● Extrait du texte:
---*---

Les expositions autour de Paul Gauguin s’enchaînent. Quelle est la spécificité de votre approche ?

Lorsque nous avons réfléchi à l’exposition, il y a trois ans et demi, nous nous sommes rendu compte que, sans nous concerter, nous avions avec l’Art Institute de Chicago des projets parallèles, et qu’il y avait encore des choses à dire sur Gauguin, une autre manière de l’exposer. Nous avons voulu montrer la diversité de ses pratiques, son laboratoire de création.

Un Gauguin touche-à-tout ?

Gauguin était touche-à-tout, mais il allait jusqu’au bout. Nombreux sont les artistes à s’être essayés à différents médiums, mais ils ont en général assez rapidement abandonné ces pistes pour ne plus se consacrer qu’à la peinture ou à la sculpture. Ce n’est pas le cas de Gauguin. Ce qui est incroyable chez lui, c’est qu’il a commencé à faire de la céramique très tôt, qu’il a réalisé des gravures tout au long de sa carrière, et que son œuvre de peintre a évolué au gré de ses essais dans d’autres médiums. Il y avait donc une complémentarité entre ces différentes pratiques.

---*---

● Enregistrements de données:
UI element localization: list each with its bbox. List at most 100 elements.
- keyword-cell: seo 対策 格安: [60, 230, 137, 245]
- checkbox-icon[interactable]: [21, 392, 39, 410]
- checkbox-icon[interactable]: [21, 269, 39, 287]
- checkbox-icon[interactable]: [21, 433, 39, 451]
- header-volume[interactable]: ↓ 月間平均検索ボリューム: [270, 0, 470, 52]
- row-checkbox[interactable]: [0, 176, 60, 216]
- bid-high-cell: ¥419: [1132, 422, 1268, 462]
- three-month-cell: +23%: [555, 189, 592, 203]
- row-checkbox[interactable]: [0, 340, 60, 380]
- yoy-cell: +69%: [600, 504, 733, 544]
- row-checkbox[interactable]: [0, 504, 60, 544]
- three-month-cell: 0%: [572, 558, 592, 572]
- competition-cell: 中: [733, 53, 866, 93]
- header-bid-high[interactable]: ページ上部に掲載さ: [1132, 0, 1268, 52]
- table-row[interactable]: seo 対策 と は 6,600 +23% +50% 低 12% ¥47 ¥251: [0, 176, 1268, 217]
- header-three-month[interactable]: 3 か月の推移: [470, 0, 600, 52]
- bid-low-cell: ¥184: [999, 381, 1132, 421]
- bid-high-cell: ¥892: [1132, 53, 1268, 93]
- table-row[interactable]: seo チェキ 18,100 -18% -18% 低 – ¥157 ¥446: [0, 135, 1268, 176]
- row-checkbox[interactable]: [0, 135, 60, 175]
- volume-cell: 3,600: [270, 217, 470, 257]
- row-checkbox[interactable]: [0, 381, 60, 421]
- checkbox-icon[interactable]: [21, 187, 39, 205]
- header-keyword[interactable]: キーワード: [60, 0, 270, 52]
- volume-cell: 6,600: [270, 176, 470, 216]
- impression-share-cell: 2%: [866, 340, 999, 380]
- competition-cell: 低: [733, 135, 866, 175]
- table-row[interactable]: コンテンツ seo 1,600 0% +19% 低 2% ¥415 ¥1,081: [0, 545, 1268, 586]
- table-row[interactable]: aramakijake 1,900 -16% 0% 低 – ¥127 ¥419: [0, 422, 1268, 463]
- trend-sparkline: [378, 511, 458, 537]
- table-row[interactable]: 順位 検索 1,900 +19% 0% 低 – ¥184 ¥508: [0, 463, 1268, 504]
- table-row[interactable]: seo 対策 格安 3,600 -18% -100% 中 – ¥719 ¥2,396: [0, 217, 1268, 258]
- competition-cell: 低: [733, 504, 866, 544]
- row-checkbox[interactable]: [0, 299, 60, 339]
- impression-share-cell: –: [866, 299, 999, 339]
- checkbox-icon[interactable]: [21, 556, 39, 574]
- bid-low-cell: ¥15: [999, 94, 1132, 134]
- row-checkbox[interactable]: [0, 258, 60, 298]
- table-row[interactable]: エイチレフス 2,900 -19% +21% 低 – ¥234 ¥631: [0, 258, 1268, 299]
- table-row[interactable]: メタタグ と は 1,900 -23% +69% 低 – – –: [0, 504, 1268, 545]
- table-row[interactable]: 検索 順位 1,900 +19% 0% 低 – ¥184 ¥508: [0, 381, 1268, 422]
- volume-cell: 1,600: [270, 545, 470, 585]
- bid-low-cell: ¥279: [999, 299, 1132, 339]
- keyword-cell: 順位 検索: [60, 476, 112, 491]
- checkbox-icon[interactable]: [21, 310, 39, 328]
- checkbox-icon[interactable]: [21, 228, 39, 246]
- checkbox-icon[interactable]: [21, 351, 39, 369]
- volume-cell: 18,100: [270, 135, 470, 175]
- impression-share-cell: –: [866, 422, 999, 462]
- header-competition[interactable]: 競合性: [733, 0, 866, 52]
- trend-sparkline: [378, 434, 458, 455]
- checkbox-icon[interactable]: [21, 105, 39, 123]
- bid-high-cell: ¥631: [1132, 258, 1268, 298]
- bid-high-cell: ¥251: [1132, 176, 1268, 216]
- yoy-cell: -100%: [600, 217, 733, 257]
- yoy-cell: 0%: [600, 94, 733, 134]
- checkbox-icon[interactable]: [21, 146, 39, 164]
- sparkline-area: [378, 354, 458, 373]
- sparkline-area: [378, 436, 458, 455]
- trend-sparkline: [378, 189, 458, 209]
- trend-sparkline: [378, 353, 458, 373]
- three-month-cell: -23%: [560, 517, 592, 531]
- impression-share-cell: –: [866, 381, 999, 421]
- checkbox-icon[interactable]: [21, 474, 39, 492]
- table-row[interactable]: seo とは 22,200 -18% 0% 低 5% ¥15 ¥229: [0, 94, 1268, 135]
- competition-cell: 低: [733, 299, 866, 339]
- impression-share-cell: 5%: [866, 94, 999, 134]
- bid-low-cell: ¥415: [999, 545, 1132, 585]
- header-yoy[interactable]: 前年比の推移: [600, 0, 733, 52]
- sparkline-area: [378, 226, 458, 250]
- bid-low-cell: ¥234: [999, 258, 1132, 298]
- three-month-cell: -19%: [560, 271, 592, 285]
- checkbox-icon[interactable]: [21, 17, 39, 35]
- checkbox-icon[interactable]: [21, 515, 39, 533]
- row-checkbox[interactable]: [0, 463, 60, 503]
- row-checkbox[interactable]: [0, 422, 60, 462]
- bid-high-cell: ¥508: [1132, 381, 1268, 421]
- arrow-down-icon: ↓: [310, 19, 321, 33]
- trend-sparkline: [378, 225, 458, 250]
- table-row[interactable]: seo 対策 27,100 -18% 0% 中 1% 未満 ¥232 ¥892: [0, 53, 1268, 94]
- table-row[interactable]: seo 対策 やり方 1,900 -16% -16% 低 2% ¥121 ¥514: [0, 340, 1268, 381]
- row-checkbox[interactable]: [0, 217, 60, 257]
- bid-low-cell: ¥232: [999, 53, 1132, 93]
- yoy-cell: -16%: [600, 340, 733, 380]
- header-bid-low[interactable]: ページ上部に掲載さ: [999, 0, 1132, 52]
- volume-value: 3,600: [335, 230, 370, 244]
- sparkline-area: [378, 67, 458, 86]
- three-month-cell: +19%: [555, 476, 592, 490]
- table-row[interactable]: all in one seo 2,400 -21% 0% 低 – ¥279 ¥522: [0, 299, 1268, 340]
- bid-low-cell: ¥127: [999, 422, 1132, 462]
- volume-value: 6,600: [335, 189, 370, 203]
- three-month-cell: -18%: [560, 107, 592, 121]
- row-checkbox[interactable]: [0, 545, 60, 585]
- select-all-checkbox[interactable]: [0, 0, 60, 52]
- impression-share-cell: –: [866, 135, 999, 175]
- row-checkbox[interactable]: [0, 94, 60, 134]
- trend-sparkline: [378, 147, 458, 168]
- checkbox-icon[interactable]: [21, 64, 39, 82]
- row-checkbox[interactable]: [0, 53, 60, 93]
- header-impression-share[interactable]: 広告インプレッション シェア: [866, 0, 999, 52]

---*---

● Liste des tâches:
a) Recopiez fidèlement le passage de l'entretien consacré à Gauguin qui commence à « Lorsque nous avons » et se termine à « laboratoire de création. ».
b) Rédigez la suite de l'entretien consacré à Gauguin, à partir de sa dernière phrase.
Il n'est pas nécessaire de consulter les enregistrements.

● Réponses aux tâches:
a)
Lorsque nous avons réfléchi à l’exposition, il y a trois ans et demi, nous nous sommes rendu compte que, sans nous concerter, nous avions avec l’Art Institute de Chicago des projets parallèles, et qu’il y avait encore des choses à dire sur Gauguin, une autre manière de l’exposer. Nous avons voulu montrer la diversité de ses pratiques, son laboratoire de création.

b)
Cette expérimentation à tous crins était-elle singulière à son époque ?

Beaucoup d’artistes, à la même époque, ont testé de nouvelles techniques – Edgar Degas, notamment, qui a fait de magnifiques monotypes (selon ce procédé d’impression qui produit un tirage unique), ou encore Auguste Rodin. Mais personne n’a touché à autant de médiums que Gauguin. Il a puisé l’inspiration autant ailleurs qu’en lui-même. L’atelier n’est plus un lieu clos, mais un espace de circulation où se déroule une quête permanente de création. Je ne connais pas, parmi ses contemporains, d’artistes qui aient, par exemple, exploré la céramique de manière aussi approfondie, avec une liberté de création aussi grande.